→ **MATERIALS PROVIDED**
┌──

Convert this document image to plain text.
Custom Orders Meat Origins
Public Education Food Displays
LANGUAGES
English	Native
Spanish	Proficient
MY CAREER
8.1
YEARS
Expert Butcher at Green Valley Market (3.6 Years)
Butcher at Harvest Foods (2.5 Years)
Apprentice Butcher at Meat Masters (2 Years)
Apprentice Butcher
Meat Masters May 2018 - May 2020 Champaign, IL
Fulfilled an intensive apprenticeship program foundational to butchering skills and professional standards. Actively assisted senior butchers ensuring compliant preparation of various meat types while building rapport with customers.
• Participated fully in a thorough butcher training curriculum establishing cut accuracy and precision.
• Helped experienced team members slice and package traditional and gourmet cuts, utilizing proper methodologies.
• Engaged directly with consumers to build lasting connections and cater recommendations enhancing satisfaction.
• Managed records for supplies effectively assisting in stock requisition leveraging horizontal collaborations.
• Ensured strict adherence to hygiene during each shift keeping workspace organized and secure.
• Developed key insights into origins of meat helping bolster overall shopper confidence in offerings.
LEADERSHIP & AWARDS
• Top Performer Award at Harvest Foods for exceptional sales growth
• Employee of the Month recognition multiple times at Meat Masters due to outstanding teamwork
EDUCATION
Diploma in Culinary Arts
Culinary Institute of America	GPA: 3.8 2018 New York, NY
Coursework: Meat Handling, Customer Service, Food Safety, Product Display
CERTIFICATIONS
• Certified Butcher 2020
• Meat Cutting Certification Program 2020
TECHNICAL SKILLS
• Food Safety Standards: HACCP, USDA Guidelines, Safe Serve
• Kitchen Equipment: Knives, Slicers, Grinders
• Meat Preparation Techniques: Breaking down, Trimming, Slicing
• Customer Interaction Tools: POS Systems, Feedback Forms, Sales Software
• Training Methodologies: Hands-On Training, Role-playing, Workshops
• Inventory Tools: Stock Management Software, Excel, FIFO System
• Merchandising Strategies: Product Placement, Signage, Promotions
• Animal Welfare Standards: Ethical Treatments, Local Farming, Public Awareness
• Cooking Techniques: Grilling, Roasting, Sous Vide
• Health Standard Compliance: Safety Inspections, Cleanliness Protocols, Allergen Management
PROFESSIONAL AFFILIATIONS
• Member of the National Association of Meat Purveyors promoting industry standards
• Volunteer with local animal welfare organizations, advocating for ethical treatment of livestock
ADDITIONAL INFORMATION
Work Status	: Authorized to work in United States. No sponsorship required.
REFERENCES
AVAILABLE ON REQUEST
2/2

└──

→ **INSTRUCTION**
Check each line of the records above for the string "with", and report every line that has it.

→ **TASK ANSWER**
Fulfilled an intensive apprenticeship program foundational to butchering skills and professional standards. Actively assisted senior butchers ensuring compliant preparation of various meat types while building rapport with customers.
• Engaged directly with consumers to build lasting connections and cater recommendations enhancing satisfaction.
• Volunteer with local animal welfare organizations, advocating for ethical treatment of livestock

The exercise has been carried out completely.